Stated task — Copy the data exactly as it appears, and do not include any pictures.

Rows —

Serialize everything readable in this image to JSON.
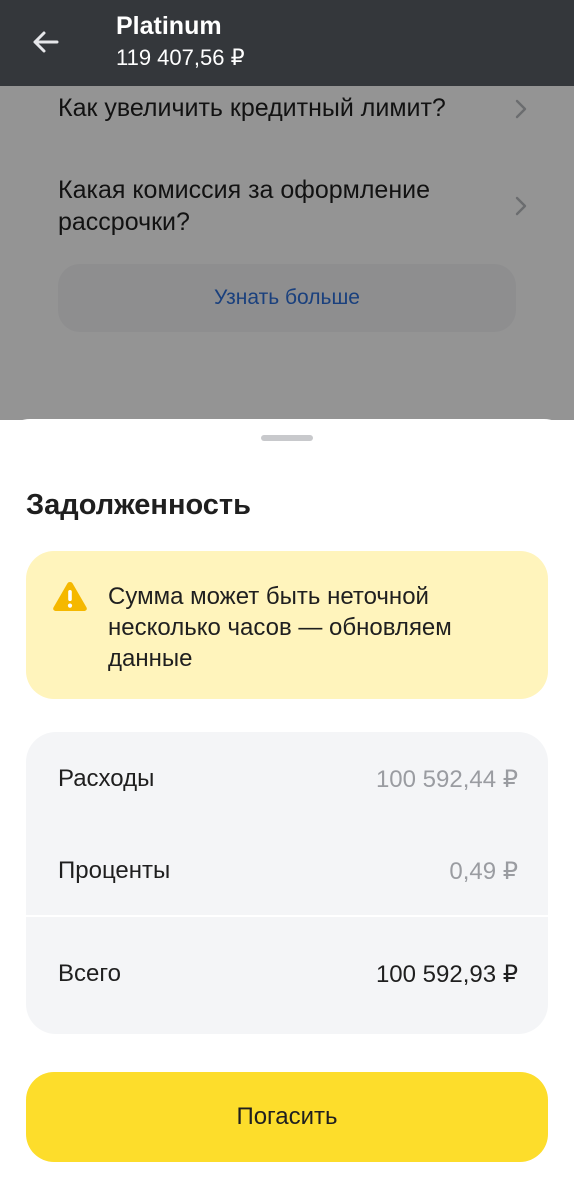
{
  "header": {
    "title": "Platinum",
    "balance": "119 407,56 ₽",
    "back_icon": "arrow-left-icon"
  },
  "faq": {
    "items": [
      {
        "question": "Как увеличить кредитный лимит?",
        "icon": "chevron-right-icon"
      },
      {
        "question": "Какая комиссия за оформление рассрочки?",
        "icon": "chevron-right-icon"
      }
    ],
    "more_label": "Узнать больше"
  },
  "sheet": {
    "title": "Задолженность",
    "warning": {
      "icon": "warning-icon",
      "text": "Сумма может быть неточной несколько часов — обновляем данные"
    },
    "rows": [
      {
        "label": "Расходы",
        "value": "100 592,44 ₽"
      },
      {
        "label": "Проценты",
        "value": "0,49 ₽"
      },
      {
        "label": "Всего",
        "value": "100 592,93 ₽"
      }
    ],
    "pay_label": "Погасить"
  },
  "colors": {
    "app_bar": "#34373b",
    "accent_yellow": "#fddd2b",
    "warning_bg": "#fff4bc",
    "warning_icon": "#f5b800",
    "link_blue": "#2e6fd8",
    "muted_text": "#9a9ca1"
  }
}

Result below —
Serialize everything readable in this image to JSON.
{
  "header": {
    "title": "Platinum",
    "balance": "119 407,56 ₽",
    "back_icon": "arrow-left-icon"
  },
  "faq": {
    "items": [
      {
        "question": "Как увеличить кредитный лимит?",
        "icon": "chevron-right-icon"
      },
      {
        "question": "Какая комиссия за оформление рассрочки?",
        "icon": "chevron-right-icon"
      }
    ],
    "more_label": "Узнать больше"
  },
  "sheet": {
    "title": "Задолженность",
    "warning": {
      "icon": "warning-icon",
      "text": "Сумма может быть неточной несколько часов — обновляем данные"
    },
    "rows": [
      {
        "label": "Расходы",
        "value": "100 592,44 ₽"
      },
      {
        "label": "Проценты",
        "value": "0,49 ₽"
      },
      {
        "label": "Всего",
        "value": "100 592,93 ₽"
      }
    ],
    "pay_label": "Погасить"
  },
  "colors": {
    "app_bar": "#34373b",
    "accent_yellow": "#fddd2b",
    "warning_bg": "#fff4bc",
    "warning_icon": "#f5b800",
    "link_blue": "#2e6fd8",
    "muted_text": "#9a9ca1"
  }
}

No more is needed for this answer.